— EXERCISE —
Check every line of the entries that follow, and copy the ones containing "dent".
== MATERIAL FOR THIS EXERCISE
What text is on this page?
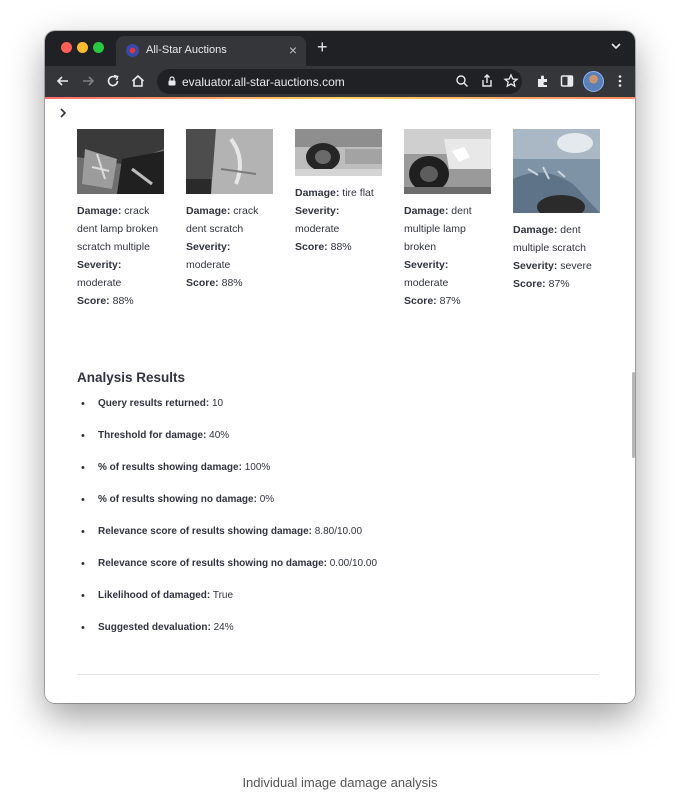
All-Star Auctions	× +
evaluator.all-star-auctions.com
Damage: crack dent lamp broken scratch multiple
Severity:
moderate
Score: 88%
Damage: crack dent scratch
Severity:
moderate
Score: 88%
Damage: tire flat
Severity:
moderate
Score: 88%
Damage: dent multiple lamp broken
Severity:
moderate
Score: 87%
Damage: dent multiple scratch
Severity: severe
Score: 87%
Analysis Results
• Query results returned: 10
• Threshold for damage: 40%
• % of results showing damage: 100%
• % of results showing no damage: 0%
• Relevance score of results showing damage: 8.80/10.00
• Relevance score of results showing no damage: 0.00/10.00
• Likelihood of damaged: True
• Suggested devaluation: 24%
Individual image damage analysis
====
== MATERIAL FOR THIS EXERCISE
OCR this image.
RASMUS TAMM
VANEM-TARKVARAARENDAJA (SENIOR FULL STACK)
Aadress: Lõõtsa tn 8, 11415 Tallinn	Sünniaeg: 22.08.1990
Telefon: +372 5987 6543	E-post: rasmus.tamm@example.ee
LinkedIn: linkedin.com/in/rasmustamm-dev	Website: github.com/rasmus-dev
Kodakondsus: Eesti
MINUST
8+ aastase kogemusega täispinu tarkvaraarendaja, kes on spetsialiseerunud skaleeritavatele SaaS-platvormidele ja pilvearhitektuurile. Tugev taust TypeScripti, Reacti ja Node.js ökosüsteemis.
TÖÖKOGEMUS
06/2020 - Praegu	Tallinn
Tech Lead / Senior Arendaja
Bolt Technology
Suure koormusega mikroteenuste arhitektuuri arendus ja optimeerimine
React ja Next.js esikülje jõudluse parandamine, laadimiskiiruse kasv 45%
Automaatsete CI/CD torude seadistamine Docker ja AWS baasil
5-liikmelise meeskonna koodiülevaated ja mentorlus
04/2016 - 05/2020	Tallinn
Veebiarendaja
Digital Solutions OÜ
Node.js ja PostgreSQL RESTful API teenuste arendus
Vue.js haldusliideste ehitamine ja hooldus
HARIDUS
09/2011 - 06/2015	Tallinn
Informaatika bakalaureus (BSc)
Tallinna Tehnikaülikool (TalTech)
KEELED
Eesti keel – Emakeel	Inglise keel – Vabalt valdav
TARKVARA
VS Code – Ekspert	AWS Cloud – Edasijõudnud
====
— EXPECTED OUTPUT —
Damage: crack dent lamp broken scratch multiple
Damage: crack dent scratch
Damage: dent multiple lamp broken
Damage: dent multiple scratch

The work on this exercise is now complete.